__RECORDS TO PROCESS__.

----

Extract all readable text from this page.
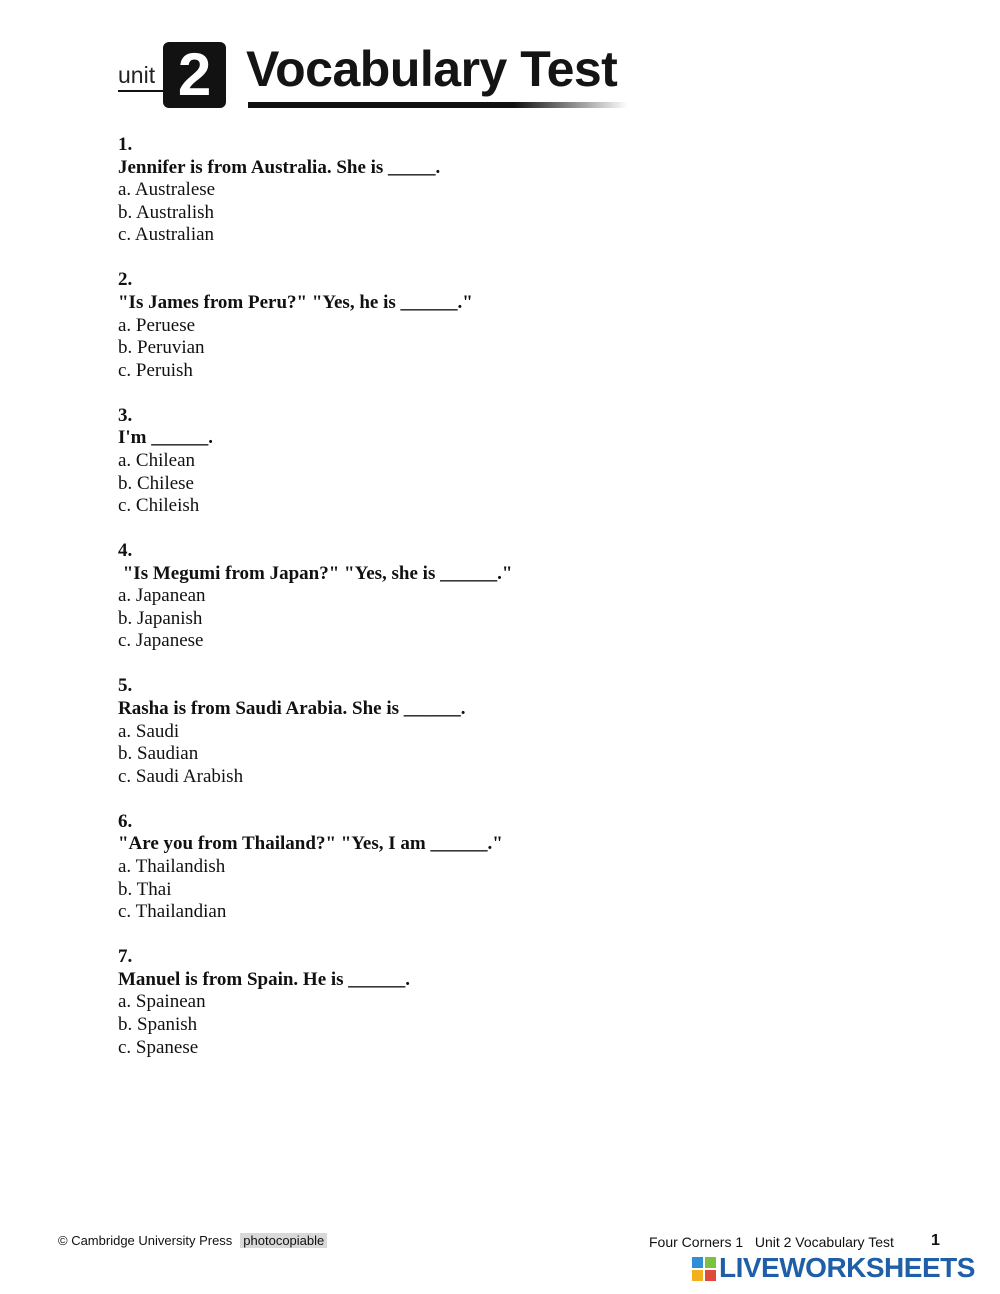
unit 2 Vocabulary Test
1.
Jennifer is from Australia. She is _____.
a. Australese
b. Australish
c. Australian
2.
"Is James from Peru?" "Yes, he is ______."
a. Peruese
b. Peruvian
c. Peruish
3.
I'm ______.
a. Chilean
b. Chilese
c. Chileish
4.
"Is Megumi from Japan?" "Yes, she is ______."
a. Japanean
b. Japanish
c. Japanese
5.
Rasha is from Saudi Arabia. She is ______.
a. Saudi
b. Saudian
c. Saudi Arabish
6.
"Are you from Thailand?" "Yes, I am ______."
a. Thailandish
b. Thai
c. Thailandian
7.
Manuel is from Spain. He is ______.
a. Spainean
b. Spanish
c. Spanese
© Cambridge University Press photocopiable	Four Corners 1 Unit 2 Vocabulary Test 1
LIVEWORKSHEETS
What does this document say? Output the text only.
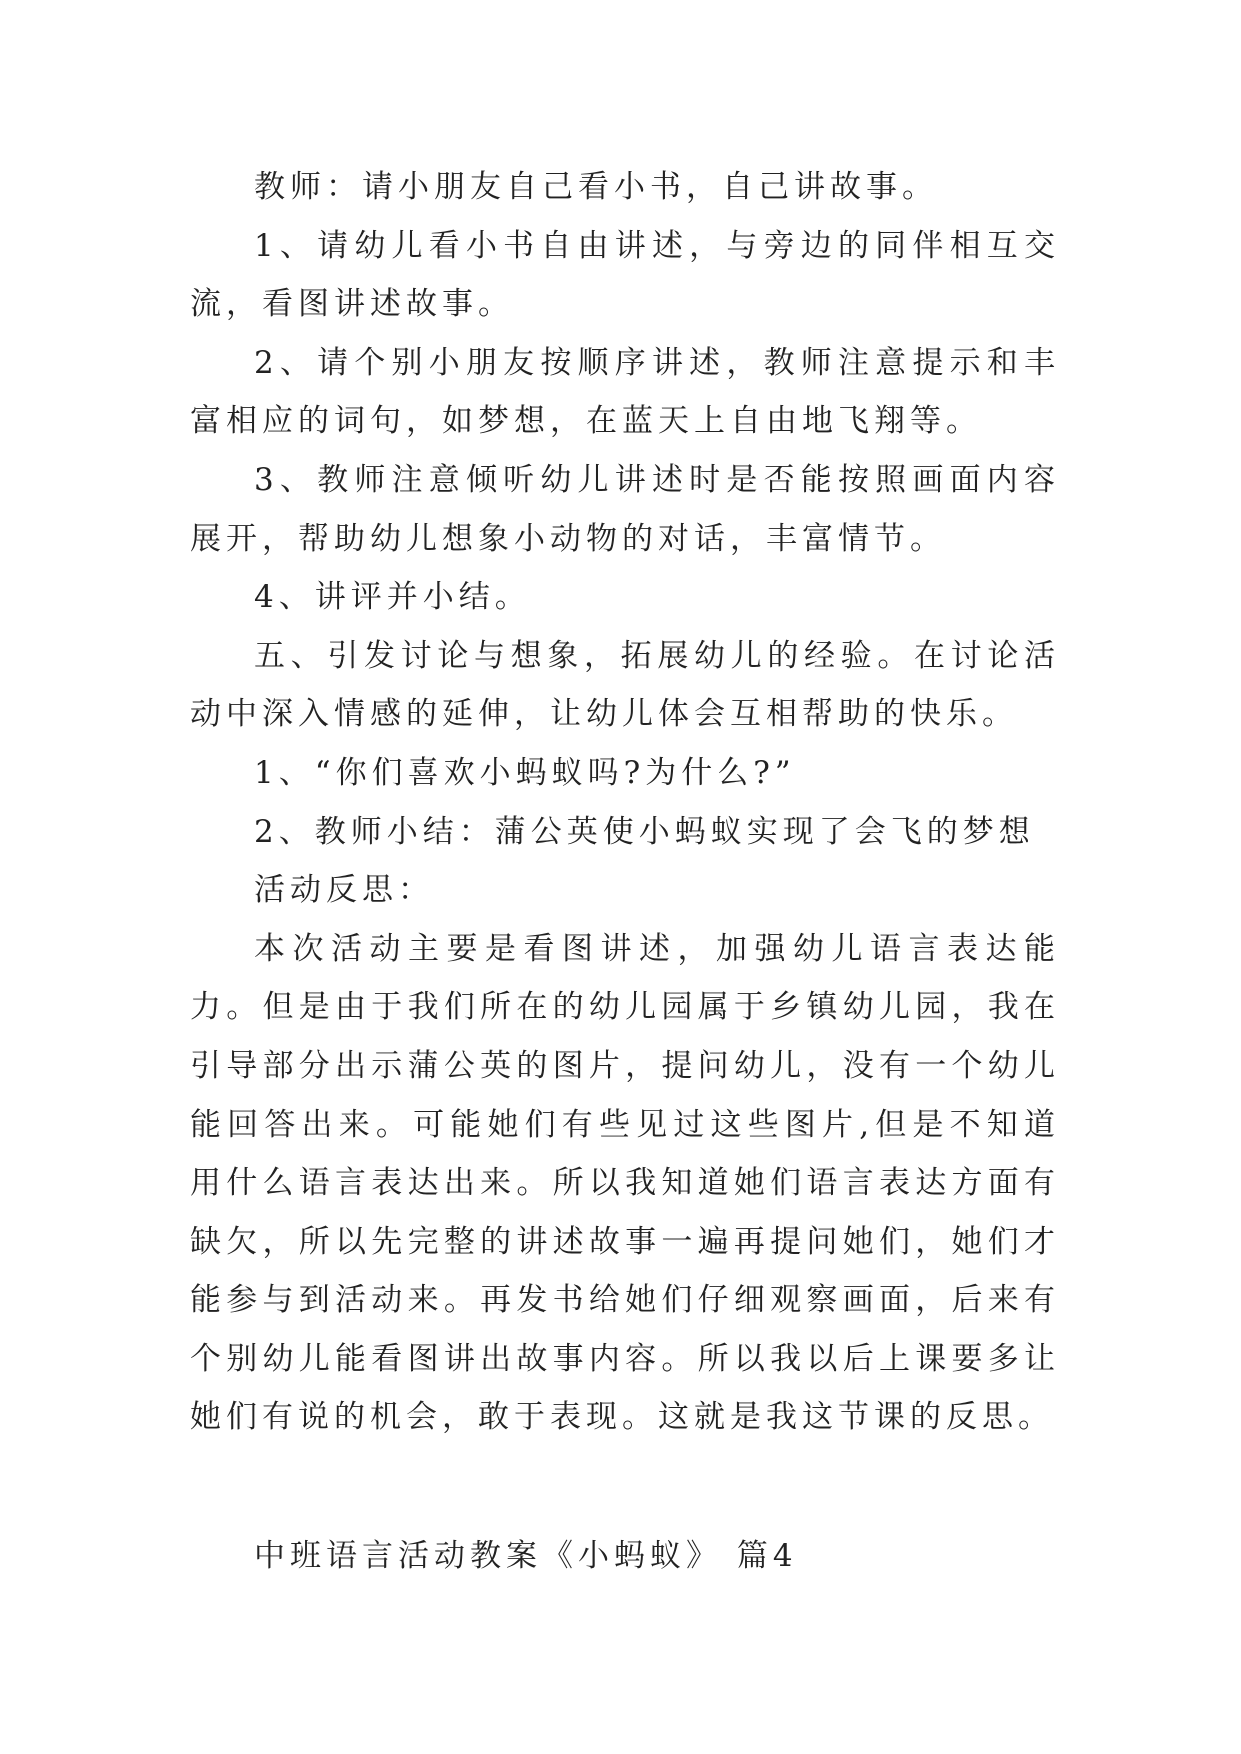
教师：请小朋友自己看小书，自己讲故事。

1、请幼儿看小书自由讲述，与旁边的同伴相互交流，看图讲述故事。

2、请个别小朋友按顺序讲述，教师注意提示和丰富相应的词句，如梦想，在蓝天上自由地飞翔等。

3、教师注意倾听幼儿讲述时是否能按照画面内容展开，帮助幼儿想象小动物的对话，丰富情节。

4、讲评并小结。

五、引发讨论与想象，拓展幼儿的经验。在讨论活动中深入情感的延伸，让幼儿体会互相帮助的快乐。

1、“你们喜欢小蚂蚁吗?为什么?”

2、教师小结：蒲公英使小蚂蚁实现了会飞的梦想

活动反思：

本次活动主要是看图讲述，加强幼儿语言表达能力。但是由于我们所在的幼儿园属于乡镇幼儿园，我在引导部分出示蒲公英的图片，提问幼儿，没有一个幼儿能回答出来。可能她们有些见过这些图片,但是不知道用什么语言表达出来。所以我知道她们语言表达方面有缺欠，所以先完整的讲述故事一遍再提问她们，她们才能参与到活动来。再发书给她们仔细观察画面，后来有个别幼儿能看图讲出故事内容。所以我以后上课要多让她们有说的机会，敢于表现。这就是我这节课的反思。

中班语言活动教案《小蚂蚁》 篇4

----

__WHAT TO DO__. Count every line of the records that holds "Test". State the number, nothing else.

__SOLUTION TO THIS PROBLEM__. 2